SOURCE DATA ▸
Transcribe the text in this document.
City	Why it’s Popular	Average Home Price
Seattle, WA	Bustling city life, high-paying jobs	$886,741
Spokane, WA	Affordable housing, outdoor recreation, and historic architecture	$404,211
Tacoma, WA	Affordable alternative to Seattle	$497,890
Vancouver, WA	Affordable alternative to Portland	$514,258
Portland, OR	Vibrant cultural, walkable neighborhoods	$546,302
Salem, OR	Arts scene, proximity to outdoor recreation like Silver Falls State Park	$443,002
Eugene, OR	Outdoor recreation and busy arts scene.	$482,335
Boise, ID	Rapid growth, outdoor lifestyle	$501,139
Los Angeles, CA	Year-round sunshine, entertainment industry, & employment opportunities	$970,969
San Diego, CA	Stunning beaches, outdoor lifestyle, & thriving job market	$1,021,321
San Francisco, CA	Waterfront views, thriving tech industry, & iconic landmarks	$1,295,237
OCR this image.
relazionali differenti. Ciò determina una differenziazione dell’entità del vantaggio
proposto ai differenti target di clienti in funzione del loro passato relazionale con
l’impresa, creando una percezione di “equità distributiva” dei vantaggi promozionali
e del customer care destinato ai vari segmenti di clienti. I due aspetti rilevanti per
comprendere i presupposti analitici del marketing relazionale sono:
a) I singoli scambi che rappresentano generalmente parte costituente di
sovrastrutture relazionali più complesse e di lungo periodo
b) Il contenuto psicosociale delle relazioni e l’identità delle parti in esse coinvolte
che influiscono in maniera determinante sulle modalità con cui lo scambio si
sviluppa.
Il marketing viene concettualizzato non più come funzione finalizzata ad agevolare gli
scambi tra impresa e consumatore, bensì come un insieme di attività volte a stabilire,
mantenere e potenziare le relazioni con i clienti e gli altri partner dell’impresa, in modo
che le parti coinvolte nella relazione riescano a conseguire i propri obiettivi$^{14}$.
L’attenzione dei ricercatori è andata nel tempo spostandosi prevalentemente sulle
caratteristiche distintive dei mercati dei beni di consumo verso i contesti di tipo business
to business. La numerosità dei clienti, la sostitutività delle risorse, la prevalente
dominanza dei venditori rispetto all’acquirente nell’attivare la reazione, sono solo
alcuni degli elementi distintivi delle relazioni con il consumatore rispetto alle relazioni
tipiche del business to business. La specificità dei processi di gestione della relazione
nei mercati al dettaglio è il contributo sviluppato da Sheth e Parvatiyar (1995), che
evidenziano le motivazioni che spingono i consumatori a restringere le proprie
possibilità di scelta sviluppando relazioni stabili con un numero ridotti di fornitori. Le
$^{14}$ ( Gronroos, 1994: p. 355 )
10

EXERCISE REQUIREMENTS ▸
Repeat the data above, word for word.

ANSWER TO THE PROBLEM ▸
Transcribe the text in this document.
City	Why it’s Popular	Average Home Price
Seattle, WA	Bustling city life, high-paying jobs	$886,741
Spokane, WA	Affordable housing, outdoor recreation, and historic architecture	$404,211
Tacoma, WA	Affordable alternative to Seattle	$497,890
Vancouver, WA	Affordable alternative to Portland	$514,258
Portland, OR	Vibrant cultural, walkable neighborhoods	$546,302
Salem, OR	Arts scene, proximity to outdoor recreation like Silver Falls State Park	$443,002
Eugene, OR	Outdoor recreation and busy arts scene.	$482,335
Boise, ID	Rapid growth, outdoor lifestyle	$501,139
Los Angeles, CA	Year-round sunshine, entertainment industry, & employment opportunities	$970,969
San Diego, CA	Stunning beaches, outdoor lifestyle, & thriving job market	$1,021,321
San Francisco, CA	Waterfront views, thriving tech industry, & iconic landmarks	$1,295,237
OCR this image.
relazionali differenti. Ciò determina una differenziazione dell’entità del vantaggio
proposto ai differenti target di clienti in funzione del loro passato relazionale con
l’impresa, creando una percezione di “equità distributiva” dei vantaggi promozionali
e del customer care destinato ai vari segmenti di clienti. I due aspetti rilevanti per
comprendere i presupposti analitici del marketing relazionale sono:
a) I singoli scambi che rappresentano generalmente parte costituente di
sovrastrutture relazionali più complesse e di lungo periodo
b) Il contenuto psicosociale delle relazioni e l’identità delle parti in esse coinvolte
che influiscono in maniera determinante sulle modalità con cui lo scambio si
sviluppa.
Il marketing viene concettualizzato non più come funzione finalizzata ad agevolare gli
scambi tra impresa e consumatore, bensì come un insieme di attività volte a stabilire,
mantenere e potenziare le relazioni con i clienti e gli altri partner dell’impresa, in modo
che le parti coinvolte nella relazione riescano a conseguire i propri obiettivi$^{14}$.
L’attenzione dei ricercatori è andata nel tempo spostandosi prevalentemente sulle
caratteristiche distintive dei mercati dei beni di consumo verso i contesti di tipo business
to business. La numerosità dei clienti, la sostitutività delle risorse, la prevalente
dominanza dei venditori rispetto all’acquirente nell’attivare la reazione, sono solo
alcuni degli elementi distintivi delle relazioni con il consumatore rispetto alle relazioni
tipiche del business to business. La specificità dei processi di gestione della relazione
nei mercati al dettaglio è il contributo sviluppato da Sheth e Parvatiyar (1995), che
evidenziano le motivazioni che spingono i consumatori a restringere le proprie
possibilità di scelta sviluppando relazioni stabili con un numero ridotti di fornitori. Le
$^{14}$ ( Gronroos, 1994: p. 355 )
10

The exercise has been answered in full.